SET TASK A: In the debugging thread below, rewrite the part that opens with the words "I don't know" and closes with "solveTree!(fg; smtasks)", switching "freezes" to "stalls".

EXCERPT:
+ + +

Enable clique history recording and provide smtasks, then retrieve with fetchCliqHistoryAll! even if an exception is thrown.

smtasks = Task[]
solveTree!(fg; smtasks, verbose=true, timeout=10, recordcliqs=ls(fg));
hists = fetchCliqHistoryAll!(smtasks);

We can automate it further in the future.

Affie avatar Sep 28 '20 07:09 Affie

Will the internal fetchCliqHistoryAll! work in general or should we definitely call it after a solve? See it is commented out: https://github.com/JuliaRobotics/IncrementalInference.jl/blob/8bede364027b62eb1e3dba1a5b2285de583c6050/src/SolverAPI.jl#L533

dehann avatar Sep 29 '20 02:09 dehann

Will the internal fetchCliqHistoryAll! work in general or should we definitely call it after a solve?

For now, it has to be called after the solve with smtasks passed in by reference. I was thinking to still return it if dbg is on. So it would not throw an error but @error and return the normal tree, smtasks, hists

I don't know about the commented out call.

Affie avatar Sep 29 '20 07:09 Affie

Everything logged with logCSM as debug level can be displayed on the console by enabling debug printing on the clique, for example, enable CSM 2 with ENV["JULIA_DEBUG"] = :csm_2

Affie avatar Oct 27 '20 12:10 Affie

Another usefull workflow for debugging CSM freezes is:

getSolverParams(fg).async = true
smtasks = Task[]
solveTree!(fg; smtasks)

Then if it hangs call:

IIF.throwIntExcToAllTasks(smtasks)

Affie avatar Feb 25 '21 13:02 Affie

getSolverParams(fg).dbg=true also saves the csmc and statemachine in task storage. it is saved in: smtasks[i].storage[:csmc] smtasks[i].storage[:statemachine]

Affie avatar Feb 25 '21 16:02 Affie

+ + +

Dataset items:
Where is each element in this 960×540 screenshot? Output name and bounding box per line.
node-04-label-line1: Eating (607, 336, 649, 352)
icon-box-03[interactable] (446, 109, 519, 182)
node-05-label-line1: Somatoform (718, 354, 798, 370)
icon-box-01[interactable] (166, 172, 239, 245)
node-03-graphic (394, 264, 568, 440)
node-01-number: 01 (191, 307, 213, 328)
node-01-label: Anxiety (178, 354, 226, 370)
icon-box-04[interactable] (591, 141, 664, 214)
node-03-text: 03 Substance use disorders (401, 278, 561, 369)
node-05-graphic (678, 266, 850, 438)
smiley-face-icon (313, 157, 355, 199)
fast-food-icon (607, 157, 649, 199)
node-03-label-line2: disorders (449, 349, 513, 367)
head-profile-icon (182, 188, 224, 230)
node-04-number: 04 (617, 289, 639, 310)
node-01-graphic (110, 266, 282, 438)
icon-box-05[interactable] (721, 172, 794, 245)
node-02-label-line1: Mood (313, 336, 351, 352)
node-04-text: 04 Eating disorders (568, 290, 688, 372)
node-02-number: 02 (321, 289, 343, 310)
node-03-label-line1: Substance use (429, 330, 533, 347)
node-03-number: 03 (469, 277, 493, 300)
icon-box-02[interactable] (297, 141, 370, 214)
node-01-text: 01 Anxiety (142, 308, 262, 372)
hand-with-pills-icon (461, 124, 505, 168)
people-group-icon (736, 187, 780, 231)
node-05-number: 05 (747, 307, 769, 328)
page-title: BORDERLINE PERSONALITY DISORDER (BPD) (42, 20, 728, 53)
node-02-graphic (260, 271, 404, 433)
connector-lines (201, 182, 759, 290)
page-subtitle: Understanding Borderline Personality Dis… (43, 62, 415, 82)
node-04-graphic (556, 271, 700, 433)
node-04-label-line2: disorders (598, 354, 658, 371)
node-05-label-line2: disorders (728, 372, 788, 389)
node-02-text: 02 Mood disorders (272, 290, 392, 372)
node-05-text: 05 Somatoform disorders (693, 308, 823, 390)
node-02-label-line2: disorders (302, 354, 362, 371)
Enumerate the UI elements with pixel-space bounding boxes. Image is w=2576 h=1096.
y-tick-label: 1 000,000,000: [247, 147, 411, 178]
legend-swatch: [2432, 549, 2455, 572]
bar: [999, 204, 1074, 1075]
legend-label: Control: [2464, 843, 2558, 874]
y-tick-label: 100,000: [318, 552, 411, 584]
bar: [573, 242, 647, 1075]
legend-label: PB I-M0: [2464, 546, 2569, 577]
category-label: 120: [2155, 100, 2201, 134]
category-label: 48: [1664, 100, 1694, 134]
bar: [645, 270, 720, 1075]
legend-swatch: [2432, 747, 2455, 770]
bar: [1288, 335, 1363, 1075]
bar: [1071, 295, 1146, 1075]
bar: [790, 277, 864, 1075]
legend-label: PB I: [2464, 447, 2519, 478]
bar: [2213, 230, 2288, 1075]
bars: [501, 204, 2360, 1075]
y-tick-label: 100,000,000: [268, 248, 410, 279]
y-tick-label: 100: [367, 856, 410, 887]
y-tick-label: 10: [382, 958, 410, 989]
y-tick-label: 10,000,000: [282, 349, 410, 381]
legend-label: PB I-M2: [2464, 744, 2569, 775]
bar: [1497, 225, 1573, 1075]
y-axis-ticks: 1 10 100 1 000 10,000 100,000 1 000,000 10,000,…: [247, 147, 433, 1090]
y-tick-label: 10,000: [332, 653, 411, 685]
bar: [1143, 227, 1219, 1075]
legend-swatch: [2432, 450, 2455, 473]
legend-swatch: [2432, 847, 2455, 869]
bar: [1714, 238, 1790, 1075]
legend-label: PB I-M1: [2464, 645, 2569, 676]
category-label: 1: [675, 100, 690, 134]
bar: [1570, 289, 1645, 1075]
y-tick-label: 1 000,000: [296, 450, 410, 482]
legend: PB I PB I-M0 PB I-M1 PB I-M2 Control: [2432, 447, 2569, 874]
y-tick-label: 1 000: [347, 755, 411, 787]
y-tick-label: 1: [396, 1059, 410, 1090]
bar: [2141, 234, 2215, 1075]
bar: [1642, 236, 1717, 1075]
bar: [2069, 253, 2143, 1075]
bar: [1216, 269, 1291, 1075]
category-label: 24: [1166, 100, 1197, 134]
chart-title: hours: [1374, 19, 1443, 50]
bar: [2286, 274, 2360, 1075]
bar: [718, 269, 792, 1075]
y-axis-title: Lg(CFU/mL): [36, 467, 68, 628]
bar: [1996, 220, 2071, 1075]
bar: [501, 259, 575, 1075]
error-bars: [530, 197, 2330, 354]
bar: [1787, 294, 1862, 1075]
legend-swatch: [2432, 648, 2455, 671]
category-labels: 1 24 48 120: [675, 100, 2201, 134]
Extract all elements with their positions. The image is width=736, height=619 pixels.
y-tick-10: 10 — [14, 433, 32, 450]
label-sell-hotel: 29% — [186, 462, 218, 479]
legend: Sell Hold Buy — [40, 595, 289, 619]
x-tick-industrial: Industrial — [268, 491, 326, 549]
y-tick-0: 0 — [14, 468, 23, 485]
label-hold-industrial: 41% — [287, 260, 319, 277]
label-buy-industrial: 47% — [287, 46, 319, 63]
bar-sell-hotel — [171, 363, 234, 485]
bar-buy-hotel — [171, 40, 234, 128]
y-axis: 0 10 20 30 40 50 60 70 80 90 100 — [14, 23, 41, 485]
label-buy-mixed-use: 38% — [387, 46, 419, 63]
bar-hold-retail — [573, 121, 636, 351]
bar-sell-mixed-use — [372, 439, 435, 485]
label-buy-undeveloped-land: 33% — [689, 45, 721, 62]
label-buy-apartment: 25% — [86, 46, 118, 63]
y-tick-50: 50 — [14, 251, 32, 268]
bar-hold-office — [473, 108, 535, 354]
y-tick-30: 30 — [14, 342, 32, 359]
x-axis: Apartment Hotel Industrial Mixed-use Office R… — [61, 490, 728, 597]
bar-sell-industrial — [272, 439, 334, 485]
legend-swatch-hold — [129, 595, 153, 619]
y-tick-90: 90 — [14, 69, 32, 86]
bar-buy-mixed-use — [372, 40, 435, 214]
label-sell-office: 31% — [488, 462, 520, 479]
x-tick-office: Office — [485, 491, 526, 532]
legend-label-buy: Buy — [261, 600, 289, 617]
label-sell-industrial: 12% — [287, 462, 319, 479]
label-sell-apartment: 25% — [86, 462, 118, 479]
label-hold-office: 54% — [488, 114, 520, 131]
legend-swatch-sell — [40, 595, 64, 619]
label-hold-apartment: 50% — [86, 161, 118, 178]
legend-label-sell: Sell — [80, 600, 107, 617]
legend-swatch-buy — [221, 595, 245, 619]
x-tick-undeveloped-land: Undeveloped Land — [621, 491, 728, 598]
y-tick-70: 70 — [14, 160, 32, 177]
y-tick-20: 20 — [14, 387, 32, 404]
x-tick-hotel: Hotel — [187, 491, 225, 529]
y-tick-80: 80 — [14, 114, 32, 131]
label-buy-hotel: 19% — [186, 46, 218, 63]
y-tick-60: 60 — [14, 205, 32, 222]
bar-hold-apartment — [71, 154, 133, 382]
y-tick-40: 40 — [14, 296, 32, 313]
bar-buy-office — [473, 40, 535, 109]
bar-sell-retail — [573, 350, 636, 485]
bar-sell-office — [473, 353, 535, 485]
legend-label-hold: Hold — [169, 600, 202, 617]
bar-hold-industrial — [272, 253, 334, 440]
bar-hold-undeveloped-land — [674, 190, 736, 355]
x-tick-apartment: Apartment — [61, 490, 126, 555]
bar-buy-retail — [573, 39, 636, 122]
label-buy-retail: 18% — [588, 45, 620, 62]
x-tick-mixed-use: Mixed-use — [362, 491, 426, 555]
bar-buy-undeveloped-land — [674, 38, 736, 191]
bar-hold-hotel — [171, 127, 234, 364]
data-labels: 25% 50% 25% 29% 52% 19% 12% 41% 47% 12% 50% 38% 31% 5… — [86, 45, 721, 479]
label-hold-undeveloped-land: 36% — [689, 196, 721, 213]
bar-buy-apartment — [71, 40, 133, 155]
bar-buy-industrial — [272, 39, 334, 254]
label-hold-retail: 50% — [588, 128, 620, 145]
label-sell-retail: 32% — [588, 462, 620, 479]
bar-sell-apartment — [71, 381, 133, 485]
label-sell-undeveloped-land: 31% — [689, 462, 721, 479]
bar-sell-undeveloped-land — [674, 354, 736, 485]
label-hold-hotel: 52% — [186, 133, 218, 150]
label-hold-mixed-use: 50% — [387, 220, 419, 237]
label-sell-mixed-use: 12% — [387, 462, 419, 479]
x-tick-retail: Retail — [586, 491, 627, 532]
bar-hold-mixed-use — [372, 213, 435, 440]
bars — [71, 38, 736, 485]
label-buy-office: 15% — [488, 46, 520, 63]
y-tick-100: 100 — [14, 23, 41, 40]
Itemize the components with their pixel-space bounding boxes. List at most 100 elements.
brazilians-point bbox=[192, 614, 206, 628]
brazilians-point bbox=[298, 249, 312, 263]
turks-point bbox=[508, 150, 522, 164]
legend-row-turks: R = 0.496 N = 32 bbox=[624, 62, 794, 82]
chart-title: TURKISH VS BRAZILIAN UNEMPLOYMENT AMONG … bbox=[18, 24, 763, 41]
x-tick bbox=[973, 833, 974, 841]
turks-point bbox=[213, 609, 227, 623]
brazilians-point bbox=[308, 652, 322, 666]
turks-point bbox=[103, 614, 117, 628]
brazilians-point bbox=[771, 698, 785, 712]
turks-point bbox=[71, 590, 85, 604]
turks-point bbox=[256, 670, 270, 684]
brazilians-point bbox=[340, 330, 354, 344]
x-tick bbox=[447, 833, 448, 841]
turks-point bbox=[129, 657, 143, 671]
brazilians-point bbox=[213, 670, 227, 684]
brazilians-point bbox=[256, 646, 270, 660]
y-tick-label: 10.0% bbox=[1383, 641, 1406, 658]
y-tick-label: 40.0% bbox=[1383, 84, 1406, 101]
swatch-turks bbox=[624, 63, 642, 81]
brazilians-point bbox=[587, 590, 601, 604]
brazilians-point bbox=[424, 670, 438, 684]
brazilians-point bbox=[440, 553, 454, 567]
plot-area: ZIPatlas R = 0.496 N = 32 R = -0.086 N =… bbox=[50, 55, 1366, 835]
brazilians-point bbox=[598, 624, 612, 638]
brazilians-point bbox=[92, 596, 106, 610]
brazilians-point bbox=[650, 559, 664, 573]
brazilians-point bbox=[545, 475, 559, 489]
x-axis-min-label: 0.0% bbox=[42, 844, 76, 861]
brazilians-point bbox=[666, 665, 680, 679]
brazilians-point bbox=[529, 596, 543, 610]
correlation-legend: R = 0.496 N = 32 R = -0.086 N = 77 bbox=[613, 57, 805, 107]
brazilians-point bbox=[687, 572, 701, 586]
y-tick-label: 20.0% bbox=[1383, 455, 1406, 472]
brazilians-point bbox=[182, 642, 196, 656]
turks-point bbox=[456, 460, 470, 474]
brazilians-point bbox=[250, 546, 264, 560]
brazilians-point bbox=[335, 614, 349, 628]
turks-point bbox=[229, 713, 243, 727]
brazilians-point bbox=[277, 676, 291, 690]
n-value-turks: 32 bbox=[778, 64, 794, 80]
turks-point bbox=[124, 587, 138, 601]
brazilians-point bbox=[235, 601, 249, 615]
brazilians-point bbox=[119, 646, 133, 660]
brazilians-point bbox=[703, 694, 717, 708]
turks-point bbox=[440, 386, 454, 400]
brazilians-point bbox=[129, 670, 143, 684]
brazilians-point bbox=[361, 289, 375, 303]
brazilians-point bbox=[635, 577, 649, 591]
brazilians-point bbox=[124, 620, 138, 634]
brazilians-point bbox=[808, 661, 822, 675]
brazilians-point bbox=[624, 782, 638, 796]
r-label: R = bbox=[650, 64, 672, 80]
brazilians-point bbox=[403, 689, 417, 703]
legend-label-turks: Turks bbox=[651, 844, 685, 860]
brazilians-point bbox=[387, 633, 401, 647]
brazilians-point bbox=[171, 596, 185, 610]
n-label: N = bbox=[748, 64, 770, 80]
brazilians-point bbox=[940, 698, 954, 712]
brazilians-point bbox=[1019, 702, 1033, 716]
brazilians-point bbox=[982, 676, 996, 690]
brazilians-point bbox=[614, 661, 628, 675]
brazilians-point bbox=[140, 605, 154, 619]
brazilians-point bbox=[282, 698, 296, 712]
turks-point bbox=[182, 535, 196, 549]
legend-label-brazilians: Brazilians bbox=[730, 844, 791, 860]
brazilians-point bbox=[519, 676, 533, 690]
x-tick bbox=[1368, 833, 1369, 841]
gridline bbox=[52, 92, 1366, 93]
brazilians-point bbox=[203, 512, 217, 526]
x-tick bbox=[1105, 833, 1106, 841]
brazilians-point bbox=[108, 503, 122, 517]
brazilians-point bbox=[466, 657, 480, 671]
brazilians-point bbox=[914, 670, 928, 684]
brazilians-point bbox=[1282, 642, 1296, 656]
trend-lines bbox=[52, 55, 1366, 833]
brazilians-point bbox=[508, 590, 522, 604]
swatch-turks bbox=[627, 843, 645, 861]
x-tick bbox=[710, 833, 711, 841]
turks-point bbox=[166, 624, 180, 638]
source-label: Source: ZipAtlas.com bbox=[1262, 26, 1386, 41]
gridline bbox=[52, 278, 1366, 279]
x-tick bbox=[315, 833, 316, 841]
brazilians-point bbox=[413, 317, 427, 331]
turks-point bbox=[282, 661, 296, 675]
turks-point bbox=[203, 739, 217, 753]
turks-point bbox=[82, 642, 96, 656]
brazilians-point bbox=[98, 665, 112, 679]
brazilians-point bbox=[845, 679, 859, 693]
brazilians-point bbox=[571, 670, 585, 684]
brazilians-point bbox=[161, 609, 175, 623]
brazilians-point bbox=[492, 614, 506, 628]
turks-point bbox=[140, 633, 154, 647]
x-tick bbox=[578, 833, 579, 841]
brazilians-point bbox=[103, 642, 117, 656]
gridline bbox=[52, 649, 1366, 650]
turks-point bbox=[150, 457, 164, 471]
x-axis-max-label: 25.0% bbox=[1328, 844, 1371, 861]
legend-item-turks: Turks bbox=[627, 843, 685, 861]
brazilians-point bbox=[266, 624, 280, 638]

+ + +

SET TASK B: Turn the dataset items above into a numbered list, starting at the first line and ending with the line containing "node-03-label-line2: disorders (449, 349, 513, 367)". Skip any blank lines.

FINAL RESULT A:
I don't know about the commented out call.

Affie avatar Sep 29 '20 07:09 Affie

Everything logged with logCSM as debug level can be displayed on the console by enabling debug printing on the clique, for example, enable CSM 2 with ENV["JULIA_DEBUG"] = :csm_2

Affie avatar Oct 27 '20 12:10 Affie

Another usefull workflow for debugging CSM stalls is:

getSolverParams(fg).async = true
smtasks = Task[]
solveTree!(fg; smtasks)

FINAL RESULT B:
1. Where is each element in this 960×540 screenshot? Output name and bounding box per line.
2. node-04-label-line1: Eating (607, 336, 649, 352)
3. icon-box-03[interactable] (446, 109, 519, 182)
4. node-05-label-line1: Somatoform (718, 354, 798, 370)
5. icon-box-01[interactable] (166, 172, 239, 245)
6. node-03-graphic (394, 264, 568, 440)
7. node-01-number: 01 (191, 307, 213, 328)
8. node-01-label: Anxiety (178, 354, 226, 370)
9. icon-box-04[interactable] (591, 141, 664, 214)
10. node-03-text: 03 Substance use disorders (401, 278, 561, 369)
11. node-05-graphic (678, 266, 850, 438)
12. smiley-face-icon (313, 157, 355, 199)
13. fast-food-icon (607, 157, 649, 199)
14. node-03-label-line2: disorders (449, 349, 513, 367)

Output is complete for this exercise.